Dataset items
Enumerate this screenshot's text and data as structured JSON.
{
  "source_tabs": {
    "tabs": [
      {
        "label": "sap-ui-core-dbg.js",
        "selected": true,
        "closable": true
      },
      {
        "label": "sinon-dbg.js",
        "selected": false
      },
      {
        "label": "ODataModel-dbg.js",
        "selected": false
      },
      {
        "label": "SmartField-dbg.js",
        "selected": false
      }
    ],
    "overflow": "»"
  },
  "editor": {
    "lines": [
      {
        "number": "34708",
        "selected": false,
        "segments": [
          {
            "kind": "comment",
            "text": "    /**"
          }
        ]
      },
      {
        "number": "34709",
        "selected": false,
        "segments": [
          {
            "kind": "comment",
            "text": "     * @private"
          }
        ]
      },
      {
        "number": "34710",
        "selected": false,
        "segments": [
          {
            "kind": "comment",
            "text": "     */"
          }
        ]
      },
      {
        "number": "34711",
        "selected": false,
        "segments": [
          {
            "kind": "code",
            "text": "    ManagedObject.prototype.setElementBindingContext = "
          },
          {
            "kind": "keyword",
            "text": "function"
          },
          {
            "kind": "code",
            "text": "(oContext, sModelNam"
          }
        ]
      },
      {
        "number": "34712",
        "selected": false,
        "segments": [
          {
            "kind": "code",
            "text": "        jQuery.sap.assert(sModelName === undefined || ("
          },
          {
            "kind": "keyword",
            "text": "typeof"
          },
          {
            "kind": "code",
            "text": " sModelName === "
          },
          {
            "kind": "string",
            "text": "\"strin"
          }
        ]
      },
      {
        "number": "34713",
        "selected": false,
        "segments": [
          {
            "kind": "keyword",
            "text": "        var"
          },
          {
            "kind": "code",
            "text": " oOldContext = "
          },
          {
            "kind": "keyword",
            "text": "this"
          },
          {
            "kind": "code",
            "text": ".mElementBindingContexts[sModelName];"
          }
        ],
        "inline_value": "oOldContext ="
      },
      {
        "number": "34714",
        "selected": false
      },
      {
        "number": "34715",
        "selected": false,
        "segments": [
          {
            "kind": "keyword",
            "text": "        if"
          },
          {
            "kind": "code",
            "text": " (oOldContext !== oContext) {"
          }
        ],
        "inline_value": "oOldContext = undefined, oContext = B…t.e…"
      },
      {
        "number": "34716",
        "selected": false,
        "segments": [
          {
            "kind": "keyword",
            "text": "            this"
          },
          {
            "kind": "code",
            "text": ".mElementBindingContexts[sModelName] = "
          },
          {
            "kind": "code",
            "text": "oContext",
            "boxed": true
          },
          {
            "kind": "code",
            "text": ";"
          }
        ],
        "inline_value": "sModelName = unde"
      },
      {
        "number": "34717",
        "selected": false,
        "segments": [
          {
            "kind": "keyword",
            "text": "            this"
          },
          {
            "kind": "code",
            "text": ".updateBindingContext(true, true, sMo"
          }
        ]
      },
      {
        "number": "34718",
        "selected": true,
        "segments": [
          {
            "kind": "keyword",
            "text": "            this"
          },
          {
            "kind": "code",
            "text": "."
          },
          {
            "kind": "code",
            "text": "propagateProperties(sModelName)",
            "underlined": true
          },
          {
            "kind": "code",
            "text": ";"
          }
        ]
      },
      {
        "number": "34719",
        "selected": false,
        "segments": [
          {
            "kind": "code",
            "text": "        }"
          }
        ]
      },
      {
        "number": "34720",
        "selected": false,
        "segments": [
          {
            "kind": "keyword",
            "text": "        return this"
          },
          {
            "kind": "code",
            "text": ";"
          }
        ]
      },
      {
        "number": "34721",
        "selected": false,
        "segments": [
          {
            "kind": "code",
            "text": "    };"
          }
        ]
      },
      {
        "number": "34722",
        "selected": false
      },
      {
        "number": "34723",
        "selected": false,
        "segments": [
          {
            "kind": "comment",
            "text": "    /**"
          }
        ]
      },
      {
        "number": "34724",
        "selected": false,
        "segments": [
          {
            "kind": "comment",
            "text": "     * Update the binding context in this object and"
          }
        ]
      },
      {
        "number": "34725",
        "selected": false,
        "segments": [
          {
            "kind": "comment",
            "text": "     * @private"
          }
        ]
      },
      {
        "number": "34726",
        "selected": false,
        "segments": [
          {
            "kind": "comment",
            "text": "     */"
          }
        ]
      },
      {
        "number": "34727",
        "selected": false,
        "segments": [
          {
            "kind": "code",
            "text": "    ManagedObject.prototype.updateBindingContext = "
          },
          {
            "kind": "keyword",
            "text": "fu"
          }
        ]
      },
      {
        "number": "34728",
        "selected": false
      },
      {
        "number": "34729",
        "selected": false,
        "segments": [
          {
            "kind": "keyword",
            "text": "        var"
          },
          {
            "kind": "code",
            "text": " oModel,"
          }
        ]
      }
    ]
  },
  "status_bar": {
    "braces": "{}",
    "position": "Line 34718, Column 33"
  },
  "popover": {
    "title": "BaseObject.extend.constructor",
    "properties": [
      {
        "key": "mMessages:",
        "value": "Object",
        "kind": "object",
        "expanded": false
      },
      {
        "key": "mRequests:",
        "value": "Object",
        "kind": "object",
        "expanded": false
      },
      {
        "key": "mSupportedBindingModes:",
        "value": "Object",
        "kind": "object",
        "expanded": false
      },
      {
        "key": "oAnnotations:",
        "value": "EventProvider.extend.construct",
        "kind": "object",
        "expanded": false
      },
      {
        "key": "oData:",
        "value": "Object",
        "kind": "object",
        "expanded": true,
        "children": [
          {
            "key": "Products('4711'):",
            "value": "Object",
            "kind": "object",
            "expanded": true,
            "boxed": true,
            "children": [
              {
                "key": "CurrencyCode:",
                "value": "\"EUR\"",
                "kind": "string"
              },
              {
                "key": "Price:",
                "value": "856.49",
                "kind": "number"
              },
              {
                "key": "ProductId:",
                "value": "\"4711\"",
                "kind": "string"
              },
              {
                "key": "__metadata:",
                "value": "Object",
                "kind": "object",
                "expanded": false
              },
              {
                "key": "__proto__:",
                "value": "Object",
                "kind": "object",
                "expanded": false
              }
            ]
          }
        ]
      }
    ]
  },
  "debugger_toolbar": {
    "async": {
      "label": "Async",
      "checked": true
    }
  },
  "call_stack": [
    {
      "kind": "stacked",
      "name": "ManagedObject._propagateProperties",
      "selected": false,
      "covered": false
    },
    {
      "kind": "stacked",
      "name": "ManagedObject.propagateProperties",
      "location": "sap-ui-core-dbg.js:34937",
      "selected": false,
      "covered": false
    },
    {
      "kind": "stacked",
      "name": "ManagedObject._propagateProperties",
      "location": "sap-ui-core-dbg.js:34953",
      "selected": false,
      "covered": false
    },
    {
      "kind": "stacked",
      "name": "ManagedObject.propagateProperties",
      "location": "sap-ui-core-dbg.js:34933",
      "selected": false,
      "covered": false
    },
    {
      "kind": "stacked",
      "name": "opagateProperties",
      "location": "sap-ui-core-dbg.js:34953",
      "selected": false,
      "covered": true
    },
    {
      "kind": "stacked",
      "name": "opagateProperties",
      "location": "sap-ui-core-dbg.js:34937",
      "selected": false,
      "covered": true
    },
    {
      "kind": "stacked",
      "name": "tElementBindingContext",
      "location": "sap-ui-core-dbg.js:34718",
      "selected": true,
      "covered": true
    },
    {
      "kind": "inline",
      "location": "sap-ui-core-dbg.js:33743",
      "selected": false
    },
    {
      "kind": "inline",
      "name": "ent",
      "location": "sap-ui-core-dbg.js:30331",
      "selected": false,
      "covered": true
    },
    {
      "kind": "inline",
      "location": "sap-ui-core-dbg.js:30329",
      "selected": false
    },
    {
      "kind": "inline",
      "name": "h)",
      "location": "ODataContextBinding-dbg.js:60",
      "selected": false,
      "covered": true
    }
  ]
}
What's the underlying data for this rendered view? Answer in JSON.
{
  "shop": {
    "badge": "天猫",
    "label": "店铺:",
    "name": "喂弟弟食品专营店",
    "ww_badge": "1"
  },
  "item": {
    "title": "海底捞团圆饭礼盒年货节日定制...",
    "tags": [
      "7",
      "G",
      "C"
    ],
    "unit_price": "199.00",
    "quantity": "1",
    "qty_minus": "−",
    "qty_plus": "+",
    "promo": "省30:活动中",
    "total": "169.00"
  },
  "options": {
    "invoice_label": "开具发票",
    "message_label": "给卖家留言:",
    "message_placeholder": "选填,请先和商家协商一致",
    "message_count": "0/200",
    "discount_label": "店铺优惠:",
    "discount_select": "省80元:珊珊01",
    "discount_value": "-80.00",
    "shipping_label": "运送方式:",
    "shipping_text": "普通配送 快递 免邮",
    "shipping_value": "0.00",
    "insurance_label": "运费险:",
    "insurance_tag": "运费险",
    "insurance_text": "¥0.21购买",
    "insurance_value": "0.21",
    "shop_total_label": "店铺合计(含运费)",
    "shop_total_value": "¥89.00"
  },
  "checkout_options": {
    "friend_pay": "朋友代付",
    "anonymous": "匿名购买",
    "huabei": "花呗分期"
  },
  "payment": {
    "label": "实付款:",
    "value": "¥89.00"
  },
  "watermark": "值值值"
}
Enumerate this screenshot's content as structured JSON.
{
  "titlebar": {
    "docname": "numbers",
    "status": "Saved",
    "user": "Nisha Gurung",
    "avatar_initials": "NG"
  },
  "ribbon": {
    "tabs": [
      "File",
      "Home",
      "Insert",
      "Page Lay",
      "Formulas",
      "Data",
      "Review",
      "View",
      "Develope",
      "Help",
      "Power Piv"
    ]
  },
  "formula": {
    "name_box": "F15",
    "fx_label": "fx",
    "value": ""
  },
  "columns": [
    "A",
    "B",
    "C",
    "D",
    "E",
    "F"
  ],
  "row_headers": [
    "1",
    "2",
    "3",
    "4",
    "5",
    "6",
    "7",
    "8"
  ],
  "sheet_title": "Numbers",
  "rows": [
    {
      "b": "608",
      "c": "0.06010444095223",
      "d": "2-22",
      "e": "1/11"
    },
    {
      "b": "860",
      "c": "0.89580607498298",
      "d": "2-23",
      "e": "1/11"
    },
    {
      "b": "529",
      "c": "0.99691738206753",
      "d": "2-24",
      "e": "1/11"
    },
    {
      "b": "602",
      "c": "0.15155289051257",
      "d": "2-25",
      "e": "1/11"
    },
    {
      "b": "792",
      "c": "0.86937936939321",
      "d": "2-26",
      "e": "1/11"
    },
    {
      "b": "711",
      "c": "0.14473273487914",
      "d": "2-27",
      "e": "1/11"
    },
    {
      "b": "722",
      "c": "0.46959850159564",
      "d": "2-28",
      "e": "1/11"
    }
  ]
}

TASK TO COMPLETE: Determine the number of lines in the listing that contain the string "core". Write that number and nothing else.

FINISHED TASK: 10